• GOAL
Copy every line in the records below that contains the word "Lemos".

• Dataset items
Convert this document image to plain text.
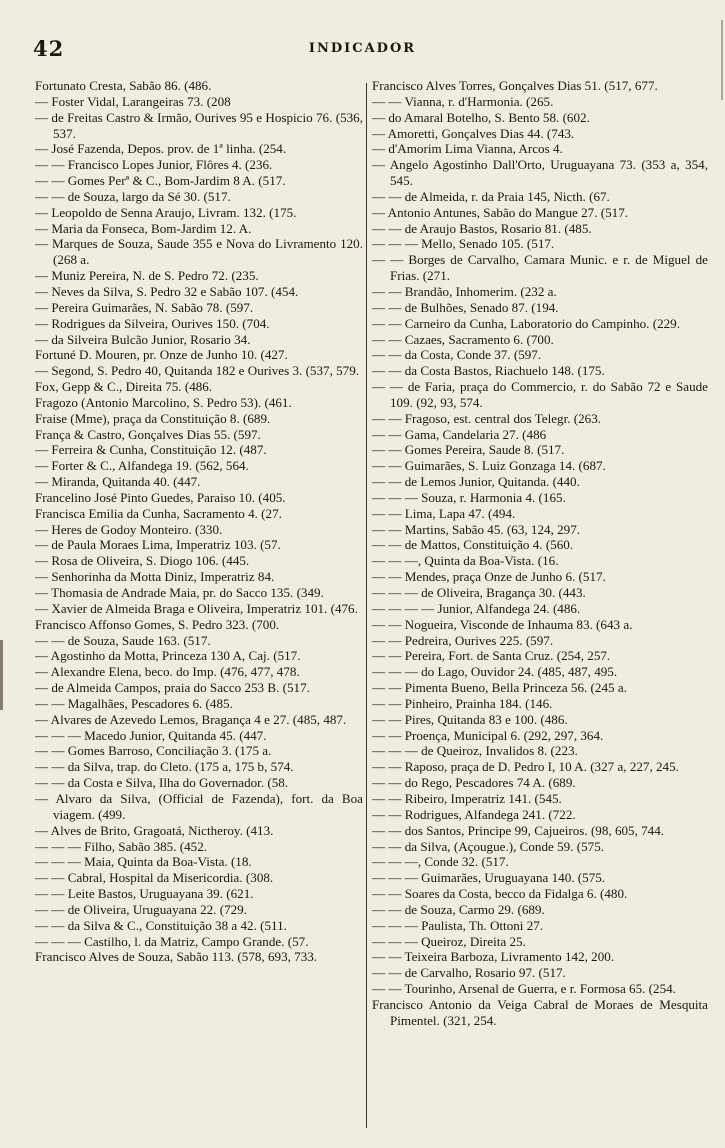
42	INDICADOR
Fortunato Cresta, Sabão 86. (486.
— Foster Vidal, Larangeiras 73. (208
— de Freitas Castro & Irmão, Ourives 95 e Hospicio 76. (536, 537.
— José Fazenda, Depos. prov. de 1ª linha. (254.
— — Francisco Lopes Junior, Flôres 4. (236.
— — Gomes Perª & C., Bom-Jardim 8 A. (517.
— — de Souza, largo da Sé 30. (517.
— Leopoldo de Senna Araujo, Livram. 132. (175.
— Maria da Fonseca, Bom-Jardim 12. A.
— Marques de Souza, Saude 355 e Nova do Livramento 120. (268 a.
— Muniz Pereira, N. de S. Pedro 72. (235.
— Neves da Silva, S. Pedro 32 e Sabão 107. (454.
— Pereira Guimarães, N. Sabão 78. (597.
— Rodrigues da Silveira, Ourives 150. (704.
— da Silveira Bulcão Junior, Rosario 34.
Fortuné D. Mouren, pr. Onze de Junho 10. (427.
— Segond, S. Pedro 40, Quitanda 182 e Ourives 3. (537, 579.
Fox, Gepp & C., Direita 75. (486.
Fragozo (Antonio Marcolino, S. Pedro 53). (461.
Fraise (Mme), praça da Constituição 8. (689.
França & Castro, Gonçalves Dias 55. (597.
— Ferreira & Cunha, Constituição 12. (487.
— Forter & C., Alfandega 19. (562, 564.
— Miranda, Quitanda 40. (447.
Francelino José Pinto Guedes, Paraiso 10. (405.
Francisca Emilia da Cunha, Sacramento 4. (27.
— Heres de Godoy Monteiro. (330.
— de Paula Moraes Lima, Imperatriz 103. (57.
— Rosa de Oliveira, S. Diogo 106. (445.
— Senhorinha da Motta Diniz, Imperatriz 84.
— Thomasia de Andrade Maia, pr. do Sacco 135. (349.
— Xavier de Almeida Braga e Oliveira, Imperatriz 101. (476.
Francisco Affonso Gomes, S. Pedro 323. (700.
— — de Souza, Saude 163. (517.
— Agostinho da Motta, Princeza 130 A, Caj. (517.
— Alexandre Elena, beco. do Imp. (476, 477, 478.
— de Almeida Campos, praia do Sacco 253 B. (517.
— — Magalhães, Pescadores 6. (485.
— Alvares de Azevedo Lemos, Bragança 4 e 27. (485, 487.
— — — Macedo Junior, Quitanda 45. (447.
— — Gomes Barroso, Conciliação 3. (175 a.
— — da Silva, trap. do Cleto. (175 a, 175 b, 574.
— — da Costa e Silva, Ilha do Governador. (58.
— Alvaro da Silva, (Official de Fazenda), fort. da Boa viagem. (499.
— Alves de Brito, Gragoatá, Nictheroy. (413.
— — — Filho, Sabão 385. (452.
— — — Maia, Quinta da Boa-Vista. (18.
— — Cabral, Hospital da Misericordia. (308.
— — Leite Bastos, Uruguayana 39. (621.
— — de Oliveira, Uruguayana 22. (729.
— — da Silva & C., Constituição 38 a 42. (511.
— — — Castilho, l. da Matriz, Campo Grande. (57.
Francisco Alves de Souza, Sabão 113. (578, 693, 733.
Francisco Alves Torres, Gonçalves Dias 51. (517, 677.
— — Vianna, r. d'Harmonia. (265.
— do Amaral Botelho, S. Bento 58. (602.
— Amoretti, Gonçalves Dias 44. (743.
— d'Amorim Lima Vianna, Arcos 4.
— Angelo Agostinho Dall'Orto, Uruguayana 73. (353 a, 354, 545.
— — de Almeida, r. da Praia 145, Nicth. (67.
— Antonio Antunes, Sabão do Mangue 27. (517.
— — de Araujo Bastos, Rosario 81. (485.
— — — Mello, Senado 105. (517.
— — Borges de Carvalho, Camara Munic. e r. de Miguel de Frias. (271.
— — Brandão, Inhomerim. (232 a.
— — de Bulhões, Senado 87. (194.
— — Carneiro da Cunha, Laboratorio do Campinho. (229.
— — Cazaes, Sacramento 6. (700.
— — da Costa, Conde 37. (597.
— — da Costa Bastos, Riachuelo 148. (175.
— — de Faria, praça do Commercio, r. do Sabão 72 e Saude 109. (92, 93, 574.
— — Fragoso, est. central dos Telegr. (263.
— — Gama, Candelaria 27. (486
— — Gomes Pereira, Saude 8. (517.
— — Guimarães, S. Luiz Gonzaga 14. (687.
— — de Lemos Junior, Quitanda. (440.
— — — Souza, r. Harmonia 4. (165.
— — Lima, Lapa 47. (494.
— — Martins, Sabão 45. (63, 124, 297.
— — de Mattos, Constituição 4. (560.
— — —, Quinta da Boa-Vista. (16.
— — Mendes, praça Onze de Junho 6. (517.
— — — de Oliveira, Bragança 30. (443.
— — — — Junior, Alfandega 24. (486.
— — Nogueira, Visconde de Inhauma 83. (643 a.
— — Pedreira, Ourives 225. (597.
— — Pereira, Fort. de Santa Cruz. (254, 257.
— — — do Lago, Ouvidor 24. (485, 487, 495.
— — Pimenta Bueno, Bella Princeza 56. (245 a.
— — Pinheiro, Prainha 184. (146.
— — Pires, Quitanda 83 e 100. (486.
— — Proença, Municipal 6. (292, 297, 364.
— — — de Queiroz, Invalidos 8. (223.
— — Raposo, praça de D. Pedro I, 10 A. (327 a, 227, 245.
— — do Rego, Pescadores 74 A. (689.
— — Ribeiro, Imperatriz 141. (545.
— — Rodrigues, Alfandega 241. (722.
— — dos Santos, Principe 99, Cajueiros. (98, 605, 744.
— — da Silva, (Açougue.), Conde 59. (575.
— — —, Conde 32. (517.
— — — Guimarães, Uruguayana 140. (575.
— — Soares da Costa, becco da Fidalga 6. (480.
— — de Souza, Carmo 29. (689.
— — — Paulista, Th. Ottoni 27.
— — — Queiroz, Direita 25.
— — Teixeira Barboza, Livramento 142, 200.
— — de Carvalho, Rosario 97. (517.
— — Tourinho, Arsenal de Guerra, e r. Formosa 65. (254.
Francisco Antonio da Veiga Cabral de Moraes de Mesquita Pimentel. (321, 254.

• RESPONSE TO THE TASK
— Alvares de Azevedo Lemos, Bragança 4 e 27. (485, 487.
— — de Lemos Junior, Quitanda. (440.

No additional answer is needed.